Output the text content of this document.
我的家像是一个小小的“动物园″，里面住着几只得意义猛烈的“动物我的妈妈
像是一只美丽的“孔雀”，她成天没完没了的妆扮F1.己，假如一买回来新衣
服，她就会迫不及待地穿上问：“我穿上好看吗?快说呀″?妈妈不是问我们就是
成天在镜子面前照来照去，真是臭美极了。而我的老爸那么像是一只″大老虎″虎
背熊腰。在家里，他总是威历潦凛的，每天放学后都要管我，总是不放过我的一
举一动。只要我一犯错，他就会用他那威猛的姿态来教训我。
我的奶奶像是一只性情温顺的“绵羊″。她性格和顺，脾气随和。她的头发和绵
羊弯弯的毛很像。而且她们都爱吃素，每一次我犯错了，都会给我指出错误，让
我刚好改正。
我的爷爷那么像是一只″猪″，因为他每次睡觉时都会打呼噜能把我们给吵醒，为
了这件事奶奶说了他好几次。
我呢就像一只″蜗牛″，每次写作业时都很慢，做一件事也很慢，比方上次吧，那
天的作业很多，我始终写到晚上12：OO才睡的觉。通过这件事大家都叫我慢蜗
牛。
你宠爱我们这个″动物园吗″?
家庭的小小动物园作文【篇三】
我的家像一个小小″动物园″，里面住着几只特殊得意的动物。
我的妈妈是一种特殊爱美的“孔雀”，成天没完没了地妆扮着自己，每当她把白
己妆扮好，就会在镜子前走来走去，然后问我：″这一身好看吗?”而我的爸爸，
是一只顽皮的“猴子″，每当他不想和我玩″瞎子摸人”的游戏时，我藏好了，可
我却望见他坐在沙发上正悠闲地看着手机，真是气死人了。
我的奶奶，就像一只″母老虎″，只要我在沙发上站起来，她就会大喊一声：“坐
____
**YOUR INSTRUCTIONS:** Reproduce the material above without altering a single character.

**COMPLETE RESPONSE:**
Output the text content of this document.
我的家像是一个小小的“动物园″，里面住着几只得意义猛烈的“动物我的妈妈
像是一只美丽的“孔雀”，她成天没完没了的妆扮F1.己，假如一买回来新衣
服，她就会迫不及待地穿上问：“我穿上好看吗?快说呀″?妈妈不是问我们就是
成天在镜子面前照来照去，真是臭美极了。而我的老爸那么像是一只″大老虎″虎
背熊腰。在家里，他总是威历潦凛的，每天放学后都要管我，总是不放过我的一
举一动。只要我一犯错，他就会用他那威猛的姿态来教训我。
我的奶奶像是一只性情温顺的“绵羊″。她性格和顺，脾气随和。她的头发和绵
羊弯弯的毛很像。而且她们都爱吃素，每一次我犯错了，都会给我指出错误，让
我刚好改正。
我的爷爷那么像是一只″猪″，因为他每次睡觉时都会打呼噜能把我们给吵醒，为
了这件事奶奶说了他好几次。
我呢就像一只″蜗牛″，每次写作业时都很慢，做一件事也很慢，比方上次吧，那
天的作业很多，我始终写到晚上12：OO才睡的觉。通过这件事大家都叫我慢蜗
牛。
你宠爱我们这个″动物园吗″?
家庭的小小动物园作文【篇三】
我的家像一个小小″动物园″，里面住着几只特殊得意的动物。
我的妈妈是一种特殊爱美的“孔雀”，成天没完没了地妆扮着自己，每当她把白
己妆扮好，就会在镜子前走来走去，然后问我：″这一身好看吗?”而我的爸爸，
是一只顽皮的“猴子″，每当他不想和我玩″瞎子摸人”的游戏时，我藏好了，可
我却望见他坐在沙发上正悠闲地看着手机，真是气死人了。
我的奶奶，就像一只″母老虎″，只要我在沙发上站起来，她就会大喊一声：“坐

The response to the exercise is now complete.